Begin
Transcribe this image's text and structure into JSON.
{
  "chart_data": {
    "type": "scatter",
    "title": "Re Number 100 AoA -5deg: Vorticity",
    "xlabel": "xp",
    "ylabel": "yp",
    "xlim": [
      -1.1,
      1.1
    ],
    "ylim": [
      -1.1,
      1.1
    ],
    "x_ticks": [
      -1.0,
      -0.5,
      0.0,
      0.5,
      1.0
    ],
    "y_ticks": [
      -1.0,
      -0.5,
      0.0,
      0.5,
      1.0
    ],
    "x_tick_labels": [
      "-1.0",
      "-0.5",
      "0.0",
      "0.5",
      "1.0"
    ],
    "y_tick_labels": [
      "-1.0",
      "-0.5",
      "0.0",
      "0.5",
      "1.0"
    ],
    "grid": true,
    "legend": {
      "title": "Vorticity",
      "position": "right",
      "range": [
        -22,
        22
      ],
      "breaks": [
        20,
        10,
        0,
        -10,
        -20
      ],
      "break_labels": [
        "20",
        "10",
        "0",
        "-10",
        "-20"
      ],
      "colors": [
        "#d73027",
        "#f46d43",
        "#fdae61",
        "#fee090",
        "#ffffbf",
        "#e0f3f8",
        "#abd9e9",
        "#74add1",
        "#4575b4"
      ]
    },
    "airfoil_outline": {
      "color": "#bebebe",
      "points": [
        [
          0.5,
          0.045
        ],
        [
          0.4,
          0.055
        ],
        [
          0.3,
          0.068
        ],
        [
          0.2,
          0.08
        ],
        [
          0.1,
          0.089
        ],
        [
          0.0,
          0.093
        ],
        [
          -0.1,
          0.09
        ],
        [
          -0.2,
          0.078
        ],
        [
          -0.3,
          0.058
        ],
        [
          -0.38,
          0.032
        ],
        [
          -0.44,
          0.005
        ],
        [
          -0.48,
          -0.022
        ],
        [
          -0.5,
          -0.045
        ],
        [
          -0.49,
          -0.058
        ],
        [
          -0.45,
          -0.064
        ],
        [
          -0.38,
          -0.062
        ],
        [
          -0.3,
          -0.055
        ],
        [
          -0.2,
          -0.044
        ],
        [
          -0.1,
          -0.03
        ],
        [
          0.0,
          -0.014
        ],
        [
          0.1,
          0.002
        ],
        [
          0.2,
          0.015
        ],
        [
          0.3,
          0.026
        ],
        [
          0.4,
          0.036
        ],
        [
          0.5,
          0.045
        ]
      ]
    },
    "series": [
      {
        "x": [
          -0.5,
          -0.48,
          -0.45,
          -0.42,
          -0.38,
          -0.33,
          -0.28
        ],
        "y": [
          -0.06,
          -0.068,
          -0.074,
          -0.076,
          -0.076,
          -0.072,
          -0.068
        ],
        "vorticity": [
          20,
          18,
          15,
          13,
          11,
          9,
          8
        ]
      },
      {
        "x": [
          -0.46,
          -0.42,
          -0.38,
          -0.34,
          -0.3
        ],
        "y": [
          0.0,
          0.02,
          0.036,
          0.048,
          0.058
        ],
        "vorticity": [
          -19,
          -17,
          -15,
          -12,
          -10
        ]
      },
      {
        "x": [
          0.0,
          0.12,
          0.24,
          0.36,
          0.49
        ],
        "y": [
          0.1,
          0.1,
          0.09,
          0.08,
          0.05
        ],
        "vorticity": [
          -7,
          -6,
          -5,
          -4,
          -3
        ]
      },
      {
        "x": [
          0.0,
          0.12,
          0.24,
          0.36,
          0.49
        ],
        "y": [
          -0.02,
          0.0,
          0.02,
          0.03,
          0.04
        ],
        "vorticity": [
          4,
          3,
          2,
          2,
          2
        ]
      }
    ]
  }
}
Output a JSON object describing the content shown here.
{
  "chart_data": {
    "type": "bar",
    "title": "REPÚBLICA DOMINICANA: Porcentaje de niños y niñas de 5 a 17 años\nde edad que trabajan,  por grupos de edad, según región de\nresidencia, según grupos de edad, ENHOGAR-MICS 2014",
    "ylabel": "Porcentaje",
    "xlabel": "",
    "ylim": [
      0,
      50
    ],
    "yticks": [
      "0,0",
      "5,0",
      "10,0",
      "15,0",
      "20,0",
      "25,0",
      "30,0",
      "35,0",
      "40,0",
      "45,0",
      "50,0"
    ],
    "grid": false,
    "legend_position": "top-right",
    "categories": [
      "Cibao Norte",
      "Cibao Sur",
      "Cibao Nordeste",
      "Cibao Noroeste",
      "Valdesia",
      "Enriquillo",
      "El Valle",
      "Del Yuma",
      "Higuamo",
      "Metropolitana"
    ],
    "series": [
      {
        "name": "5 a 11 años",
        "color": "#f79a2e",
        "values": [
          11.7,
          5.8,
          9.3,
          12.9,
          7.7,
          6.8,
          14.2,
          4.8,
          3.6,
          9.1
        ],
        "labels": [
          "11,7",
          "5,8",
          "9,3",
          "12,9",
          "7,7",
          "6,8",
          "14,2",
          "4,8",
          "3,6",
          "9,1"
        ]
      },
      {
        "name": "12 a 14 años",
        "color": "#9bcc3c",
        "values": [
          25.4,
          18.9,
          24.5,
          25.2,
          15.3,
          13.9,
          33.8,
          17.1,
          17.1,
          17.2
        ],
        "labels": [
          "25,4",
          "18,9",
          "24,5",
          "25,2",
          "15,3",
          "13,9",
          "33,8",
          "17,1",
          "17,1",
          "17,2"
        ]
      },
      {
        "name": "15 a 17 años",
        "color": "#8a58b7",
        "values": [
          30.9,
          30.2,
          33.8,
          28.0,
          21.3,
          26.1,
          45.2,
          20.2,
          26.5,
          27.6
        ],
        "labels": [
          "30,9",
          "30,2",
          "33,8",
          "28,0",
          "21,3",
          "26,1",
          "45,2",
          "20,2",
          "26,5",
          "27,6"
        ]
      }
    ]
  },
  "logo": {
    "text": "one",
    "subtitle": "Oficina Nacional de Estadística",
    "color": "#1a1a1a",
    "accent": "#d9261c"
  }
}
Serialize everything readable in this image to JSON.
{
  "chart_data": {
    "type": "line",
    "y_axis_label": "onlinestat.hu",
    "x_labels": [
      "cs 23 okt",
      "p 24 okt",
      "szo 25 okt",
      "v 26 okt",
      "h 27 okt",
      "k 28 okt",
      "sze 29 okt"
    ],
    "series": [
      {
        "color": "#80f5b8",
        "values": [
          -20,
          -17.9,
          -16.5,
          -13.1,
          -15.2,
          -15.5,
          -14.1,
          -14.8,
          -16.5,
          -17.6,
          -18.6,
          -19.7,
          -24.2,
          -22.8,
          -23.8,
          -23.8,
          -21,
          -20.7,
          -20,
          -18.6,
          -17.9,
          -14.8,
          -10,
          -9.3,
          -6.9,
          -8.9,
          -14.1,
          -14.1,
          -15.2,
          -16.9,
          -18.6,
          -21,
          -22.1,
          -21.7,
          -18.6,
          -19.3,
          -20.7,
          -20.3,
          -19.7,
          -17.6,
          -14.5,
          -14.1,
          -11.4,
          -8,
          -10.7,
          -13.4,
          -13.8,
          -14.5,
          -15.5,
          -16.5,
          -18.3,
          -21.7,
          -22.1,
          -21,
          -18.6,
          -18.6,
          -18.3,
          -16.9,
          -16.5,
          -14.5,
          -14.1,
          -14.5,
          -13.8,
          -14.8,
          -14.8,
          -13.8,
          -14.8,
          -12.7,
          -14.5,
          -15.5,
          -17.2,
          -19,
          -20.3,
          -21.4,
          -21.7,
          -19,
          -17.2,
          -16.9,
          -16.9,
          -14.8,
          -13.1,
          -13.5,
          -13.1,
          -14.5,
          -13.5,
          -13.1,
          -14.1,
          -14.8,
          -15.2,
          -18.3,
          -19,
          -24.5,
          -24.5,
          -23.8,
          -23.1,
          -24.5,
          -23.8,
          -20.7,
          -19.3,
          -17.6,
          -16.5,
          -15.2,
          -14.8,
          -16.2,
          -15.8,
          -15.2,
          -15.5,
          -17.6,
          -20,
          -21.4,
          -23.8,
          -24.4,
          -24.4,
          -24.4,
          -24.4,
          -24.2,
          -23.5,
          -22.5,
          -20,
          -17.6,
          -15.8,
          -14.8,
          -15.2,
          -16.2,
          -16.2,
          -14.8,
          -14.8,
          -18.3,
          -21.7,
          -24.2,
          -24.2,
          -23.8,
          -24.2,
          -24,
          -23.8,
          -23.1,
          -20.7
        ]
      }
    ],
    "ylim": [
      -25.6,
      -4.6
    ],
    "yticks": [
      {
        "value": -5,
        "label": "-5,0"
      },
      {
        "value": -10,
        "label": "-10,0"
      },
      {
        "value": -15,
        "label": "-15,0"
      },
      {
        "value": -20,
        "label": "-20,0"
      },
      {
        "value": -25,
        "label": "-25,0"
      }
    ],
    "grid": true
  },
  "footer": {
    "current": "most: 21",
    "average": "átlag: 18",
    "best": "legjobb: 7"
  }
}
End
# GIVEN INSTRUCTION
Only the number is wanted: how many lines in the entries above contain the word "JSON"?

# THE RESULT
3